== WHAT IS REQUIRED ==
Spot every line with the word "JSON" and return it.

===== MATERIAL PROVIDED =====

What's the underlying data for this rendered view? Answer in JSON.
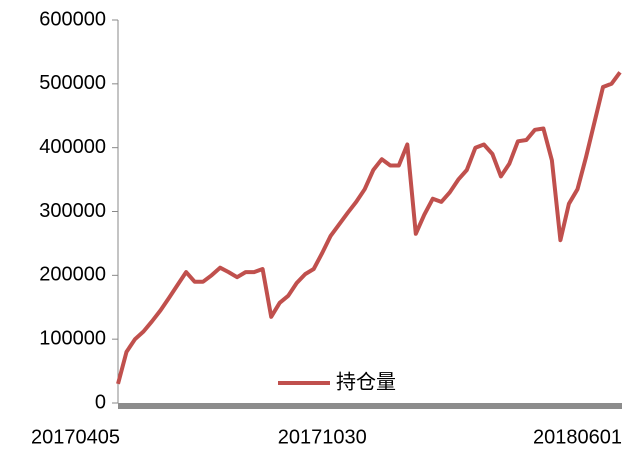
{
  "chart_data": {
    "type": "line",
    "categories": [
      "20170405",
      null,
      null,
      null,
      null,
      null,
      null,
      null,
      null,
      null,
      null,
      null,
      null,
      null,
      null,
      null,
      null,
      null,
      null,
      null,
      null,
      null,
      null,
      null,
      null,
      null,
      null,
      null,
      null,
      "20171030",
      null,
      null,
      null,
      null,
      null,
      null,
      null,
      null,
      null,
      null,
      null,
      null,
      null,
      null,
      null,
      null,
      null,
      null,
      null,
      null,
      null,
      null,
      null,
      null,
      null,
      null,
      null,
      null,
      null,
      "20180601"
    ],
    "series": [
      {
        "name": "持仓量",
        "color": "#c0504d",
        "values": [
          30000,
          80000,
          100000,
          112000,
          128000,
          145000,
          165000,
          185000,
          205000,
          190000,
          190000,
          200000,
          212000,
          205000,
          197000,
          205000,
          205000,
          210000,
          135000,
          157000,
          168000,
          188000,
          202000,
          210000,
          235000,
          262000,
          280000,
          298000,
          315000,
          335000,
          365000,
          382000,
          372000,
          372000,
          405000,
          265000,
          295000,
          320000,
          315000,
          330000,
          350000,
          365000,
          400000,
          405000,
          390000,
          355000,
          375000,
          410000,
          412000,
          428000,
          430000,
          380000,
          255000,
          312000,
          335000,
          385000,
          440000,
          495000,
          500000,
          518000
        ]
      }
    ],
    "ylim": [
      0,
      600000
    ],
    "yticks": [
      0,
      100000,
      200000,
      300000,
      400000,
      500000,
      600000
    ],
    "legend": "bottom"
  }
}
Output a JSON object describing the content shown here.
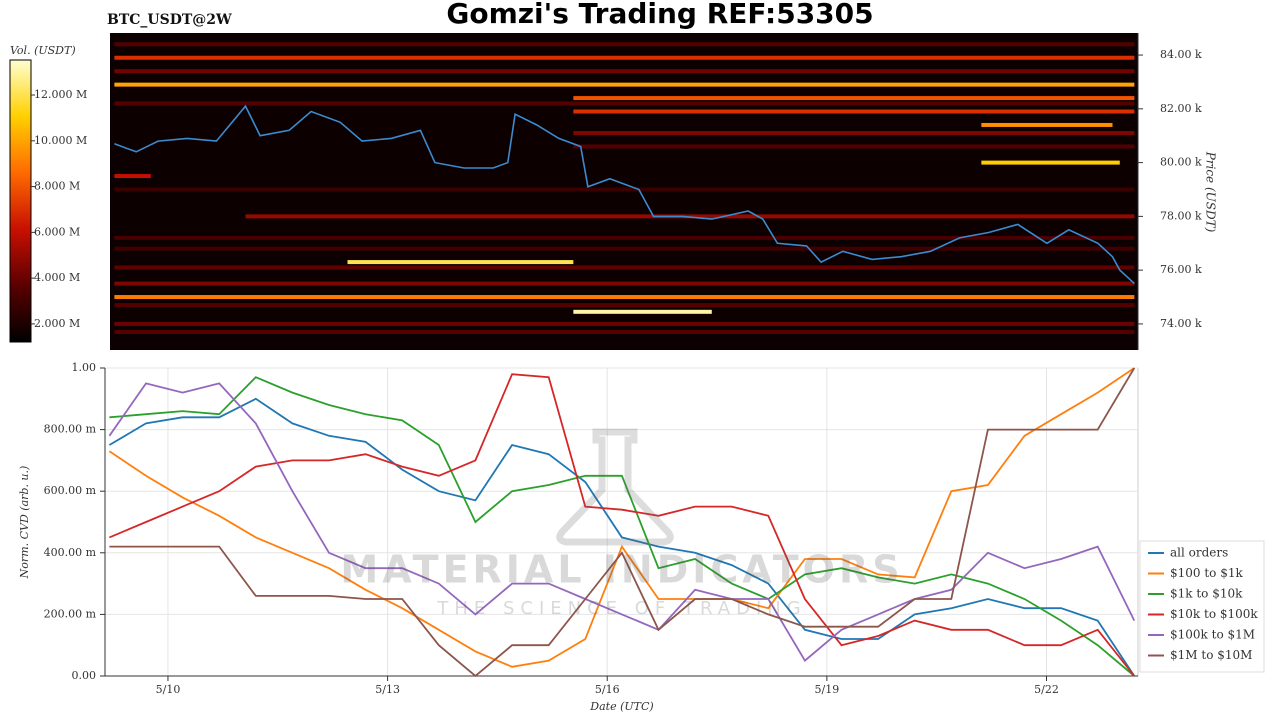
{
  "title": "Gomzi's Trading REF:53305",
  "watermark": {
    "title": "MATERIAL INDICATORS",
    "subtitle": "THE SCIENCE OF TRADING"
  },
  "chart_data": [
    {
      "type": "heatmap",
      "label": "BTC_USDT@2W",
      "y_label": "Price (USDT)",
      "colorbar_label": "Vol. (USDT)",
      "xlim": [
        9.14,
        23.25
      ],
      "ylim": [
        73030,
        84820
      ],
      "yticks": [
        {
          "value": 74000,
          "label": "74.00 k"
        },
        {
          "value": 76000,
          "label": "76.00 k"
        },
        {
          "value": 78000,
          "label": "78.00 k"
        },
        {
          "value": 80000,
          "label": "80.00 k"
        },
        {
          "value": 82000,
          "label": "82.00 k"
        },
        {
          "value": 84000,
          "label": "84.00 k"
        }
      ],
      "clim": [
        1210000,
        13530000
      ],
      "cticks": [
        {
          "value": 2000000,
          "label": "2.000 M"
        },
        {
          "value": 4000000,
          "label": "4.000 M"
        },
        {
          "value": 6000000,
          "label": "6.000 M"
        },
        {
          "value": 8000000,
          "label": "8.000 M"
        },
        {
          "value": 10000000,
          "label": "10.000 M"
        },
        {
          "value": 12000000,
          "label": "12.000 M"
        }
      ],
      "colormap": [
        "#000000",
        "#5a0000",
        "#c81000",
        "#ff6a00",
        "#ffd000",
        "#ffffd0"
      ],
      "levels": [
        {
          "price": 75000,
          "start": 9.2,
          "end": 23.2,
          "volume": 9000000
        },
        {
          "price": 76300,
          "start": 12.4,
          "end": 15.5,
          "volume": 12000000
        },
        {
          "price": 74450,
          "start": 15.5,
          "end": 17.4,
          "volume": 13000000
        },
        {
          "price": 82900,
          "start": 9.2,
          "end": 23.2,
          "volume": 10000000
        },
        {
          "price": 83900,
          "start": 9.2,
          "end": 23.2,
          "volume": 7000000
        },
        {
          "price": 80000,
          "start": 21.1,
          "end": 23.0,
          "volume": 11000000
        },
        {
          "price": 81400,
          "start": 21.1,
          "end": 22.9,
          "volume": 9500000
        },
        {
          "price": 82400,
          "start": 15.5,
          "end": 23.2,
          "volume": 8000000
        },
        {
          "price": 81900,
          "start": 15.5,
          "end": 23.2,
          "volume": 7000000
        },
        {
          "price": 79500,
          "start": 9.2,
          "end": 9.7,
          "volume": 6000000
        },
        {
          "price": 78000,
          "start": 11.0,
          "end": 23.2,
          "volume": 5000000
        },
        {
          "price": 74000,
          "start": 9.2,
          "end": 23.2,
          "volume": 4000000
        },
        {
          "price": 73700,
          "start": 9.2,
          "end": 23.2,
          "volume": 3500000
        },
        {
          "price": 75500,
          "start": 9.2,
          "end": 23.2,
          "volume": 4500000
        },
        {
          "price": 74700,
          "start": 9.2,
          "end": 23.2,
          "volume": 3500000
        },
        {
          "price": 76100,
          "start": 9.2,
          "end": 23.2,
          "volume": 3800000
        },
        {
          "price": 83400,
          "start": 9.2,
          "end": 23.2,
          "volume": 4200000
        },
        {
          "price": 82200,
          "start": 9.2,
          "end": 23.2,
          "volume": 3500000
        },
        {
          "price": 81100,
          "start": 15.5,
          "end": 23.2,
          "volume": 4500000
        },
        {
          "price": 80600,
          "start": 15.5,
          "end": 23.2,
          "volume": 3500000
        },
        {
          "price": 77200,
          "start": 9.2,
          "end": 23.2,
          "volume": 3200000
        },
        {
          "price": 76800,
          "start": 9.2,
          "end": 23.2,
          "volume": 3000000
        },
        {
          "price": 79000,
          "start": 9.2,
          "end": 23.2,
          "volume": 2800000
        },
        {
          "price": 84400,
          "start": 9.2,
          "end": 23.2,
          "volume": 3500000
        }
      ],
      "line_color": "#3b8bd0",
      "x": [
        9.2,
        9.5,
        9.8,
        10.2,
        10.6,
        11.0,
        11.2,
        11.6,
        11.9,
        12.3,
        12.6,
        13.0,
        13.4,
        13.6,
        14.0,
        14.4,
        14.6,
        14.7,
        15.0,
        15.3,
        15.6,
        15.7,
        16.0,
        16.4,
        16.6,
        17.0,
        17.4,
        17.9,
        18.1,
        18.3,
        18.7,
        18.9,
        19.2,
        19.6,
        20.0,
        20.4,
        20.8,
        21.2,
        21.6,
        22.0,
        22.3,
        22.7,
        22.9,
        23.0,
        23.2
      ],
      "values": [
        80700,
        80400,
        80800,
        80900,
        80800,
        82100,
        81000,
        81200,
        81900,
        81500,
        80800,
        80900,
        81200,
        80000,
        79800,
        79800,
        80000,
        81800,
        81400,
        80900,
        80600,
        79100,
        79400,
        79000,
        78000,
        78000,
        77900,
        78200,
        77900,
        77000,
        76900,
        76300,
        76700,
        76400,
        76500,
        76700,
        77200,
        77400,
        77700,
        77000,
        77500,
        77000,
        76500,
        76000,
        75500
      ]
    },
    {
      "type": "line",
      "y_label": "Norm. CVD (arb. u.)",
      "x_label": "Date (UTC)",
      "xlim": [
        9.14,
        23.25
      ],
      "ylim": [
        0,
        1
      ],
      "xticks": [
        {
          "value": 10,
          "label": "5/10"
        },
        {
          "value": 13,
          "label": "5/13"
        },
        {
          "value": 16,
          "label": "5/16"
        },
        {
          "value": 19,
          "label": "5/19"
        },
        {
          "value": 22,
          "label": "5/22"
        }
      ],
      "yticks": [
        {
          "value": 0,
          "label": "0.00"
        },
        {
          "value": 0.2,
          "label": "200.00 m"
        },
        {
          "value": 0.4,
          "label": "400.00 m"
        },
        {
          "value": 0.6,
          "label": "600.00 m"
        },
        {
          "value": 0.8,
          "label": "800.00 m"
        },
        {
          "value": 1,
          "label": "1.00"
        }
      ],
      "grid": true,
      "legend": "lower right",
      "x": [
        9.2,
        9.7,
        10.2,
        10.7,
        11.2,
        11.7,
        12.2,
        12.7,
        13.2,
        13.7,
        14.2,
        14.7,
        15.2,
        15.7,
        16.2,
        16.7,
        17.2,
        17.7,
        18.2,
        18.7,
        19.2,
        19.7,
        20.2,
        20.7,
        21.2,
        21.7,
        22.2,
        22.7,
        23.2
      ],
      "series": [
        {
          "name": "all orders",
          "color": "#1f77b4",
          "values": [
            0.75,
            0.82,
            0.84,
            0.84,
            0.9,
            0.82,
            0.78,
            0.76,
            0.67,
            0.6,
            0.57,
            0.75,
            0.72,
            0.63,
            0.45,
            0.42,
            0.4,
            0.36,
            0.3,
            0.15,
            0.12,
            0.12,
            0.2,
            0.22,
            0.25,
            0.22,
            0.22,
            0.18,
            0
          ]
        },
        {
          "name": "$100 to $1k",
          "color": "#ff7f0e",
          "values": [
            0.73,
            0.65,
            0.58,
            0.52,
            0.45,
            0.4,
            0.35,
            0.28,
            0.22,
            0.15,
            0.08,
            0.03,
            0.05,
            0.12,
            0.42,
            0.25,
            0.25,
            0.25,
            0.22,
            0.38,
            0.38,
            0.33,
            0.32,
            0.6,
            0.62,
            0.78,
            0.85,
            0.92,
            1
          ]
        },
        {
          "name": "$1k to $10k",
          "color": "#2ca02c",
          "values": [
            0.84,
            0.85,
            0.86,
            0.85,
            0.97,
            0.92,
            0.88,
            0.85,
            0.83,
            0.75,
            0.5,
            0.6,
            0.62,
            0.65,
            0.65,
            0.35,
            0.38,
            0.3,
            0.25,
            0.33,
            0.35,
            0.32,
            0.3,
            0.33,
            0.3,
            0.25,
            0.18,
            0.1,
            0
          ]
        },
        {
          "name": "$10k to $100k",
          "color": "#d62728",
          "values": [
            0.45,
            0.5,
            0.55,
            0.6,
            0.68,
            0.7,
            0.7,
            0.72,
            0.68,
            0.65,
            0.7,
            0.98,
            0.97,
            0.55,
            0.54,
            0.52,
            0.55,
            0.55,
            0.52,
            0.25,
            0.1,
            0.13,
            0.18,
            0.15,
            0.15,
            0.1,
            0.1,
            0.15,
            0
          ]
        },
        {
          "name": "$100k to $1M",
          "color": "#9467bd",
          "values": [
            0.78,
            0.95,
            0.92,
            0.95,
            0.82,
            0.6,
            0.4,
            0.35,
            0.35,
            0.3,
            0.2,
            0.3,
            0.3,
            0.25,
            0.2,
            0.15,
            0.28,
            0.25,
            0.25,
            0.05,
            0.15,
            0.2,
            0.25,
            0.28,
            0.4,
            0.35,
            0.38,
            0.42,
            0.18
          ]
        },
        {
          "name": "$1M to $10M",
          "color": "#8c564b",
          "values": [
            0.42,
            0.42,
            0.42,
            0.42,
            0.26,
            0.26,
            0.26,
            0.25,
            0.25,
            0.1,
            0,
            0.1,
            0.1,
            0.25,
            0.4,
            0.15,
            0.25,
            0.25,
            0.2,
            0.16,
            0.16,
            0.16,
            0.25,
            0.25,
            0.8,
            0.8,
            0.8,
            0.8,
            1
          ]
        }
      ]
    }
  ]
}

=====

== RESULT BELOW ==
What's the underlying data for this rendered view? Answer in JSON.
Output a JSON object describing the content shown here.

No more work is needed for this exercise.